#### Extracted material
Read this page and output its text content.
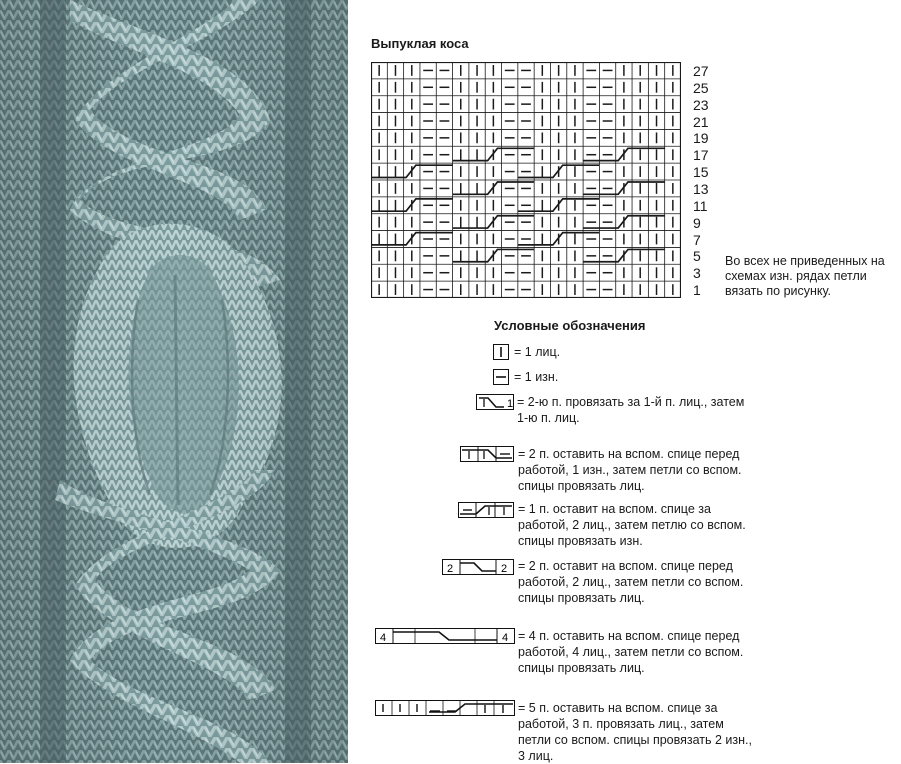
Выпуклая коса
27
25
23
21
19
17
15
13
11
9
7
5
3
1
Во всех не приведенных на схемах изн. рядах петли вязать по рисунку.
Условные обозначения
= 1 лиц.
= 1 изн.
1 = 2-ю п. провязать за 1-й п. лиц., затем 1-ю п. лиц.
= 2 п. оставить на вспом. спице перед работой, 1 изн., затем петли со вспом. спицы провязать лиц.
= 1 п. оставит на вспом. спице за работой, 2 лиц., затем петлю со вспом. спицы провязать изн.
2	2 = 2 п. оставит на вспом. спице перед работой, 2 лиц., затем петли со вспом. спицы провязать лиц.
4	4 = 4 п. оставить на вспом. спице перед работой, 4 лиц., затем петли со вспом. спицы провязать лиц.
= 5 п. оставить на вспом. спице за работой, 3 п. провязать лиц., затем петли со вспом. спицы провязать 2 изн., 3 лиц.
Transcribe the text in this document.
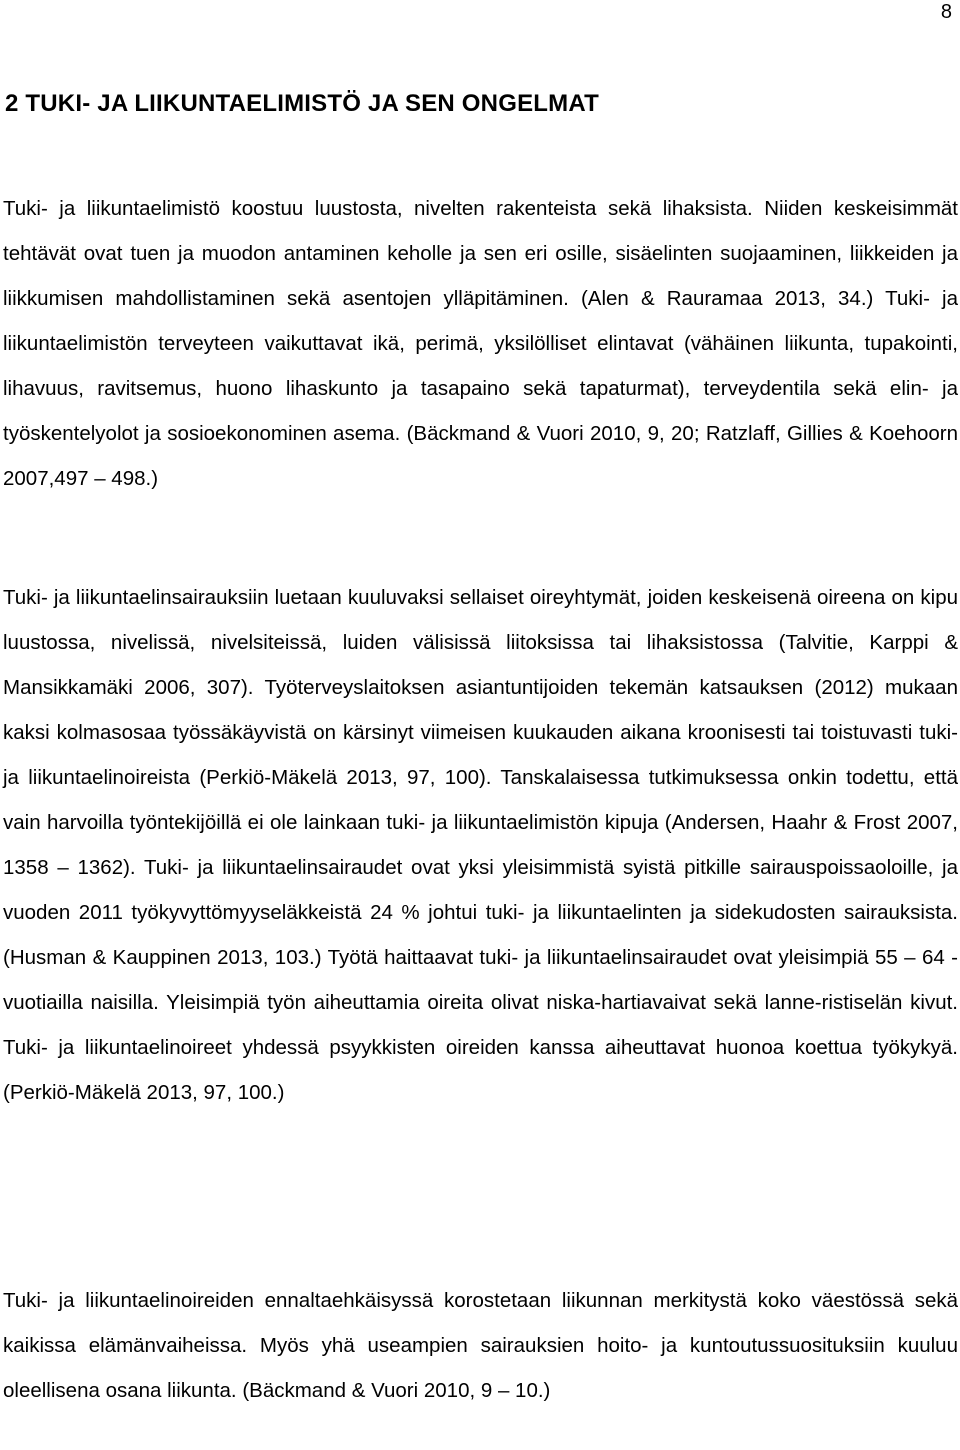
8
2 TUKI- JA LIIKUNTAELIMISTÖ JA SEN ONGELMAT

Tuki- ja liikuntaelimistö koostuu luustosta, nivelten rakenteista sekä lihaksista. Niiden keskeisimmät tehtävät ovat tuen ja muodon antaminen keholle ja sen eri osille, sisäelinten suojaaminen, liikkeiden ja liikkumisen mahdollistaminen sekä asentojen ylläpitäminen. (Alen & Rauramaa 2013, 34.) Tuki- ja liikuntaelimistön terveyteen vaikuttavat ikä, perimä, yksilölliset elintavat (vähäinen liikunta, tupakointi, lihavuus, ravitsemus, huono lihaskunto ja tasapaino sekä tapaturmat), terveydentila sekä elin- ja työskentelyolot ja sosioekonominen asema. (Bäckmand & Vuori 2010, 9, 20; Ratzlaff, Gillies & Koehoorn 2007,497 – 498.)

Tuki- ja liikuntaelinsairauksiin luetaan kuuluvaksi sellaiset oireyhtymät, joiden keskeisenä oireena on kipu luustossa, nivelissä, nivelsiteissä, luiden välisissä liitoksissa tai lihaksistossa (Talvitie, Karppi & Mansikkamäki 2006, 307). Työterveyslaitoksen asiantuntijoiden tekemän katsauksen (2012) mukaan kaksi kolmasosaa työssäkäyvistä on kärsinyt viimeisen kuukauden aikana kroonisesti tai toistuvasti tuki- ja liikuntaelinoireista (Perkiö-Mäkelä 2013, 97, 100). Tanskalaisessa tutkimuksessa onkin todettu, että vain harvoilla työntekijöillä ei ole lainkaan tuki- ja liikuntaelimistön kipuja (Andersen, Haahr & Frost 2007, 1358 – 1362). Tuki- ja liikuntaelinsairaudet ovat yksi yleisimmistä syistä pitkille sairauspoissaoloille, ja vuoden 2011 työkyvyttömyyseläkkeistä 24 % johtui tuki- ja liikuntaelinten ja sidekudosten sairauksista. (Husman & Kauppinen 2013, 103.) Työtä haittaavat tuki- ja liikuntaelinsairaudet ovat yleisimpiä 55 – 64 -vuotiailla naisilla. Yleisimpiä työn aiheuttamia oireita olivat niska-hartiavaivat sekä lanne-ristiselän kivut. Tuki- ja liikuntaelinoireet yhdessä psyykkisten oireiden kanssa aiheuttavat huonoa koettua työkykyä. (Perkiö-Mäkelä 2013, 97, 100.)

Tuki- ja liikuntaelinoireiden ennaltaehkäisyssä korostetaan liikunnan merkitystä koko väestössä sekä kaikissa elämänvaiheissa. Myös yhä useampien sairauksien hoito- ja kuntoutussuosituksiin kuuluu oleellisena osana liikunta. (Bäckmand & Vuori 2010, 9 – 10.)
########
→ What is expected
Set the entries down again exactly. Do not include the images.

→ Finished exercise
Read this page and output its text content.
Выпуклая коса
27
25
23
21
19
17
15
13
11
9
7
5
3
1
Во всех не приведенных на схемах изн. рядах петли вязать по рисунку.
Условные обозначения
= 1 лиц.
= 1 изн.
1 = 2-ю п. провязать за 1-й п. лиц., затем 1-ю п. лиц.
= 2 п. оставить на вспом. спице перед работой, 1 изн., затем петли со вспом. спицы провязать лиц.
= 1 п. оставит на вспом. спице за работой, 2 лиц., затем петлю со вспом. спицы провязать изн.
2	2 = 2 п. оставит на вспом. спице перед работой, 2 лиц., затем петли со вспом. спицы провязать лиц.
4	4 = 4 п. оставить на вспом. спице перед работой, 4 лиц., затем петли со вспом. спицы провязать лиц.
= 5 п. оставить на вспом. спице за работой, 3 п. провязать лиц., затем петли со вспом. спицы провязать 2 изн., 3 лиц.
Transcribe the text in this document.
8
2 TUKI- JA LIIKUNTAELIMISTÖ JA SEN ONGELMAT

Tuki- ja liikuntaelimistö koostuu luustosta, nivelten rakenteista sekä lihaksista. Niiden keskeisimmät tehtävät ovat tuen ja muodon antaminen keholle ja sen eri osille, sisäelinten suojaaminen, liikkeiden ja liikkumisen mahdollistaminen sekä asentojen ylläpitäminen. (Alen & Rauramaa 2013, 34.) Tuki- ja liikuntaelimistön terveyteen vaikuttavat ikä, perimä, yksilölliset elintavat (vähäinen liikunta, tupakointi, lihavuus, ravitsemus, huono lihaskunto ja tasapaino sekä tapaturmat), terveydentila sekä elin- ja työskentelyolot ja sosioekonominen asema. (Bäckmand & Vuori 2010, 9, 20; Ratzlaff, Gillies & Koehoorn 2007,497 – 498.)

Tuki- ja liikuntaelinsairauksiin luetaan kuuluvaksi sellaiset oireyhtymät, joiden keskeisenä oireena on kipu luustossa, nivelissä, nivelsiteissä, luiden välisissä liitoksissa tai lihaksistossa (Talvitie, Karppi & Mansikkamäki 2006, 307). Työterveyslaitoksen asiantuntijoiden tekemän katsauksen (2012) mukaan kaksi kolmasosaa työssäkäyvistä on kärsinyt viimeisen kuukauden aikana kroonisesti tai toistuvasti tuki- ja liikuntaelinoireista (Perkiö-Mäkelä 2013, 97, 100). Tanskalaisessa tutkimuksessa onkin todettu, että vain harvoilla työntekijöillä ei ole lainkaan tuki- ja liikuntaelimistön kipuja (Andersen, Haahr & Frost 2007, 1358 – 1362). Tuki- ja liikuntaelinsairaudet ovat yksi yleisimmistä syistä pitkille sairauspoissaoloille, ja vuoden 2011 työkyvyttömyyseläkkeistä 24 % johtui tuki- ja liikuntaelinten ja sidekudosten sairauksista. (Husman & Kauppinen 2013, 103.) Työtä haittaavat tuki- ja liikuntaelinsairaudet ovat yleisimpiä 55 – 64 -vuotiailla naisilla. Yleisimpiä työn aiheuttamia oireita olivat niska-hartiavaivat sekä lanne-ristiselän kivut. Tuki- ja liikuntaelinoireet yhdessä psyykkisten oireiden kanssa aiheuttavat huonoa koettua työkykyä. (Perkiö-Mäkelä 2013, 97, 100.)

Tuki- ja liikuntaelinoireiden ennaltaehkäisyssä korostetaan liikunnan merkitystä koko väestössä sekä kaikissa elämänvaiheissa. Myös yhä useampien sairauksien hoito- ja kuntoutussuosituksiin kuuluu oleellisena osana liikunta. (Bäckmand & Vuori 2010, 9 – 10.)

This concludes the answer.